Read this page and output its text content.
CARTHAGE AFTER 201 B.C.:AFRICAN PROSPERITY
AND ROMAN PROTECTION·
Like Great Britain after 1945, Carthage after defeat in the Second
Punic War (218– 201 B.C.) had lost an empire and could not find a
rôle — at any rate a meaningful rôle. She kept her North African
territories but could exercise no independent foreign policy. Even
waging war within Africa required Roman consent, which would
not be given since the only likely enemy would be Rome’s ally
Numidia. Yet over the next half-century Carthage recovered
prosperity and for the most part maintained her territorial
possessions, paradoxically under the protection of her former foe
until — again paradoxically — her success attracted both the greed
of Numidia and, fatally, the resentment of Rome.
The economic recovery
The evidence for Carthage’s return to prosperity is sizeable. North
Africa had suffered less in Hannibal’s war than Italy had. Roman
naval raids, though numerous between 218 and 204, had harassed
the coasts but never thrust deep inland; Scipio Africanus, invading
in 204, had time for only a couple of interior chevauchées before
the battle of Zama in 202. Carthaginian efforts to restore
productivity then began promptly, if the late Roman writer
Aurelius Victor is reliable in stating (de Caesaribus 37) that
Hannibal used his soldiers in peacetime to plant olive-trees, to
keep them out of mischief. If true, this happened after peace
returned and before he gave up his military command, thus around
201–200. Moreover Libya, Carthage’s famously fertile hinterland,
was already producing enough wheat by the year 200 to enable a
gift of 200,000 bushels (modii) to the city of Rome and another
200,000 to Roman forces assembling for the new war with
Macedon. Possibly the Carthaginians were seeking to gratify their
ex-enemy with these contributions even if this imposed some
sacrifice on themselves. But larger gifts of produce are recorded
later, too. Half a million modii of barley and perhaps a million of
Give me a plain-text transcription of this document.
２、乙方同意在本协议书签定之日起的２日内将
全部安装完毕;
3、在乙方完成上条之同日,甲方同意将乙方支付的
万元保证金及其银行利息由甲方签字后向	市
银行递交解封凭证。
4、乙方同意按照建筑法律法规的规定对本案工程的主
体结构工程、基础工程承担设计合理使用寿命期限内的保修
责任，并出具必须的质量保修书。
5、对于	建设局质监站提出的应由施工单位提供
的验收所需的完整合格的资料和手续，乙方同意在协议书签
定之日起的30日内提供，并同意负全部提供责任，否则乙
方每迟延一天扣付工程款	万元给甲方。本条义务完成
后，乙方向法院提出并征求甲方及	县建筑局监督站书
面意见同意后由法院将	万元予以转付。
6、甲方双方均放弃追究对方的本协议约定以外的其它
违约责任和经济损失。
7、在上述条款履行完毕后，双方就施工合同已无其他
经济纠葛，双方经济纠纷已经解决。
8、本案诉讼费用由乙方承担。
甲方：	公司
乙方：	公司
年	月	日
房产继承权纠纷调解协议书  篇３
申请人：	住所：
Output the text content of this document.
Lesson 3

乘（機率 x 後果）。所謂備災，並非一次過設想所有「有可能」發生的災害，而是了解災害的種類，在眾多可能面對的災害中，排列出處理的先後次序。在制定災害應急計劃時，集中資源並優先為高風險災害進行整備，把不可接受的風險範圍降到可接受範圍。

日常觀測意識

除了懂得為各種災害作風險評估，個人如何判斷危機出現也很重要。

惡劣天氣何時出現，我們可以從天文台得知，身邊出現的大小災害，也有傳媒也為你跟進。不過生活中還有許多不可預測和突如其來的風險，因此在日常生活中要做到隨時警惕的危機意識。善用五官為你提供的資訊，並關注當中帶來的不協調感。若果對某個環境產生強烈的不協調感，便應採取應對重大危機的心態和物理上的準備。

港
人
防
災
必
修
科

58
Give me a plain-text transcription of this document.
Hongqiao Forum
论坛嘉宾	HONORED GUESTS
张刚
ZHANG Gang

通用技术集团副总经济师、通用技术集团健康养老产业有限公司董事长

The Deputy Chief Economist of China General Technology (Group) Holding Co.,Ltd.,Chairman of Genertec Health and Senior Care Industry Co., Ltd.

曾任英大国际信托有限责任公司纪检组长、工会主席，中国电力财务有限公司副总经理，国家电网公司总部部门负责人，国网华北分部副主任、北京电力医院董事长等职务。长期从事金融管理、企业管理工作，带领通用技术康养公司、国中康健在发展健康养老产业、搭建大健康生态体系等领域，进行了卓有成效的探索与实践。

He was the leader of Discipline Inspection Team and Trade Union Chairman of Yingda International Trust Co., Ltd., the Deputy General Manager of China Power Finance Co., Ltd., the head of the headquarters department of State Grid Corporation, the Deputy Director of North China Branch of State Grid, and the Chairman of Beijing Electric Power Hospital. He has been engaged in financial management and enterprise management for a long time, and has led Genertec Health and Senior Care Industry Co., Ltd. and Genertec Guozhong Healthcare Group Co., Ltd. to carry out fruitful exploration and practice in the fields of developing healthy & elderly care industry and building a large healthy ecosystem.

★ ★ ★ ★

Instruction: Make an exact copy of the data above.

Output below:
Read this page and output its text content.
CARTHAGE AFTER 201 B.C.:AFRICAN PROSPERITY
AND ROMAN PROTECTION·
Like Great Britain after 1945, Carthage after defeat in the Second
Punic War (218– 201 B.C.) had lost an empire and could not find a
rôle — at any rate a meaningful rôle. She kept her North African
territories but could exercise no independent foreign policy. Even
waging war within Africa required Roman consent, which would
not be given since the only likely enemy would be Rome’s ally
Numidia. Yet over the next half-century Carthage recovered
prosperity and for the most part maintained her territorial
possessions, paradoxically under the protection of her former foe
until — again paradoxically — her success attracted both the greed
of Numidia and, fatally, the resentment of Rome.
The economic recovery
The evidence for Carthage’s return to prosperity is sizeable. North
Africa had suffered less in Hannibal’s war than Italy had. Roman
naval raids, though numerous between 218 and 204, had harassed
the coasts but never thrust deep inland; Scipio Africanus, invading
in 204, had time for only a couple of interior chevauchées before
the battle of Zama in 202. Carthaginian efforts to restore
productivity then began promptly, if the late Roman writer
Aurelius Victor is reliable in stating (de Caesaribus 37) that
Hannibal used his soldiers in peacetime to plant olive-trees, to
keep them out of mischief. If true, this happened after peace
returned and before he gave up his military command, thus around
201–200. Moreover Libya, Carthage’s famously fertile hinterland,
was already producing enough wheat by the year 200 to enable a
gift of 200,000 bushels (modii) to the city of Rome and another
200,000 to Roman forces assembling for the new war with
Macedon. Possibly the Carthaginians were seeking to gratify their
ex-enemy with these contributions even if this imposed some
sacrifice on themselves. But larger gifts of produce are recorded
later, too. Half a million modii of barley and perhaps a million of
Give me a plain-text transcription of this document.
２、乙方同意在本协议书签定之日起的２日内将
全部安装完毕;
3、在乙方完成上条之同日,甲方同意将乙方支付的
万元保证金及其银行利息由甲方签字后向	市
银行递交解封凭证。
4、乙方同意按照建筑法律法规的规定对本案工程的主
体结构工程、基础工程承担设计合理使用寿命期限内的保修
责任，并出具必须的质量保修书。
5、对于	建设局质监站提出的应由施工单位提供
的验收所需的完整合格的资料和手续，乙方同意在协议书签
定之日起的30日内提供，并同意负全部提供责任，否则乙
方每迟延一天扣付工程款	万元给甲方。本条义务完成
后，乙方向法院提出并征求甲方及	县建筑局监督站书
面意见同意后由法院将	万元予以转付。
6、甲方双方均放弃追究对方的本协议约定以外的其它
违约责任和经济损失。
7、在上述条款履行完毕后，双方就施工合同已无其他
经济纠葛，双方经济纠纷已经解决。
8、本案诉讼费用由乙方承担。
甲方：	公司
乙方：	公司
年	月	日
房产继承权纠纷调解协议书  篇３
申请人：	住所：
Output the text content of this document.
Lesson 3

乘（機率 x 後果）。所謂備災，並非一次過設想所有「有可能」發生的災害，而是了解災害的種類，在眾多可能面對的災害中，排列出處理的先後次序。在制定災害應急計劃時，集中資源並優先為高風險災害進行整備，把不可接受的風險範圍降到可接受範圍。

日常觀測意識

除了懂得為各種災害作風險評估，個人如何判斷危機出現也很重要。

惡劣天氣何時出現，我們可以從天文台得知，身邊出現的大小災害，也有傳媒也為你跟進。不過生活中還有許多不可預測和突如其來的風險，因此在日常生活中要做到隨時警惕的危機意識。善用五官為你提供的資訊，並關注當中帶來的不協調感。若果對某個環境產生強烈的不協調感，便應採取應對重大危機的心態和物理上的準備。

港
人
防
災
必
修
科

58
Give me a plain-text transcription of this document.
Hongqiao Forum
论坛嘉宾	HONORED GUESTS
张刚
ZHANG Gang

通用技术集团副总经济师、通用技术集团健康养老产业有限公司董事长

The Deputy Chief Economist of China General Technology (Group) Holding Co.,Ltd.,Chairman of Genertec Health and Senior Care Industry Co., Ltd.

曾任英大国际信托有限责任公司纪检组长、工会主席，中国电力财务有限公司副总经理，国家电网公司总部部门负责人，国网华北分部副主任、北京电力医院董事长等职务。长期从事金融管理、企业管理工作，带领通用技术康养公司、国中康健在发展健康养老产业、搭建大健康生态体系等领域，进行了卓有成效的探索与实践。

He was the leader of Discipline Inspection Team and Trade Union Chairman of Yingda International Trust Co., Ltd., the Deputy General Manager of China Power Finance Co., Ltd., the head of the headquarters department of State Grid Corporation, the Deputy Director of North China Branch of State Grid, and the Chairman of Beijing Electric Power Hospital. He has been engaged in financial management and enterprise management for a long time, and has led Genertec Health and Senior Care Industry Co., Ltd. and Genertec Guozhong Healthcare Group Co., Ltd. to carry out fruitful exploration and practice in the fields of developing healthy & elderly care industry and building a large healthy ecosystem.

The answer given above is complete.